Lines of data:
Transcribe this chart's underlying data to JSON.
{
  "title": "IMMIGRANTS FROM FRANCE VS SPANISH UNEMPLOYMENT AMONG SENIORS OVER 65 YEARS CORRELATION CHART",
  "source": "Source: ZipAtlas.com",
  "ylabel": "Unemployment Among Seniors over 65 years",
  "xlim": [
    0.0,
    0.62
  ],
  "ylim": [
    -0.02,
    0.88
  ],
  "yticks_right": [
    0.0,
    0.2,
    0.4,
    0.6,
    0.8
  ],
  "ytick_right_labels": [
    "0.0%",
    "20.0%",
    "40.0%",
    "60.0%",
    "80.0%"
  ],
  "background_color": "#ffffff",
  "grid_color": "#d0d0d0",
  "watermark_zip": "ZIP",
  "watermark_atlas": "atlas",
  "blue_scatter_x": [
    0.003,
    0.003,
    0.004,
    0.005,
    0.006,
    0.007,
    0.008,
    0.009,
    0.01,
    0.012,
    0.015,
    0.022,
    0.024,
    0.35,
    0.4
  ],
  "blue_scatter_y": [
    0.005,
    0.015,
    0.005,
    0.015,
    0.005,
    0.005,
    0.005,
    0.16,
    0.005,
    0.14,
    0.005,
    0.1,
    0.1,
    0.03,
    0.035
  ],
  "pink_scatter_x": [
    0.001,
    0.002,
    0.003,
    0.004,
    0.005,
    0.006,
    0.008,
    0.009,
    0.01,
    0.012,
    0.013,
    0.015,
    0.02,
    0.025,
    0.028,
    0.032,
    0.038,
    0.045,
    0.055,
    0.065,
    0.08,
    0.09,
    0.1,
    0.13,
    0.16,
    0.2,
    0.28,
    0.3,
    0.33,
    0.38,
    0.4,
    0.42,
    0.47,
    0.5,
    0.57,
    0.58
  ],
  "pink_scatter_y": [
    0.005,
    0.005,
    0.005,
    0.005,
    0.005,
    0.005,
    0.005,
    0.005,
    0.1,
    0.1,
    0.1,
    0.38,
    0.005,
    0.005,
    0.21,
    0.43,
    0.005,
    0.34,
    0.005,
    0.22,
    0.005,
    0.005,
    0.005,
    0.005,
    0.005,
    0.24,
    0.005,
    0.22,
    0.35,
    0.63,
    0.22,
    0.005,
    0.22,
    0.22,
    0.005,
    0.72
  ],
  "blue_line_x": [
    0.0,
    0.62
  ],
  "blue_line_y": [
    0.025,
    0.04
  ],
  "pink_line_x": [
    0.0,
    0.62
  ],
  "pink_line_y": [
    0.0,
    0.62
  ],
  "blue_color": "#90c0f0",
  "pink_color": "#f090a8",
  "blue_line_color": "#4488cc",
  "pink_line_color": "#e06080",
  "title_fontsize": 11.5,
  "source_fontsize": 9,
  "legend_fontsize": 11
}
* * *
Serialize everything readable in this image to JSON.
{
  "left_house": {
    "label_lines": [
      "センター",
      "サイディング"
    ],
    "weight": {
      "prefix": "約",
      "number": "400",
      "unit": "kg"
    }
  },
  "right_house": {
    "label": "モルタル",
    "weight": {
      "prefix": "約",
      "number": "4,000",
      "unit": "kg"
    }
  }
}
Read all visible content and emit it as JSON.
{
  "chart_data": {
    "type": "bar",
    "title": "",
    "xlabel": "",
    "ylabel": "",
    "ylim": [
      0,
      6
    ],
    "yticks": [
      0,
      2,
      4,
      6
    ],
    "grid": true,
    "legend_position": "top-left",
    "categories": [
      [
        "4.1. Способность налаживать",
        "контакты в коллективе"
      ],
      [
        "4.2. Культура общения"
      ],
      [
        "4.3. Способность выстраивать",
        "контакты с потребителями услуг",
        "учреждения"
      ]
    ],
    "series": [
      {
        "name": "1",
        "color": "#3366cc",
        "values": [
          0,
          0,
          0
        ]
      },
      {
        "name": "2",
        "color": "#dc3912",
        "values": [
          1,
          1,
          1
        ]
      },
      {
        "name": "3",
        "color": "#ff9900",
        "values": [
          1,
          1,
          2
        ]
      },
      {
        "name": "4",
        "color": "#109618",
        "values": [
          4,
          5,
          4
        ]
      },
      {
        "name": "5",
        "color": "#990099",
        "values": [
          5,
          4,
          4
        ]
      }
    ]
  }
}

THE PROBLEM: Identify and extract each line of the listing that contains "контакты".

FINISHED EXERCISE:
        "контакты в коллективе"
        "контакты с потребителями услуг",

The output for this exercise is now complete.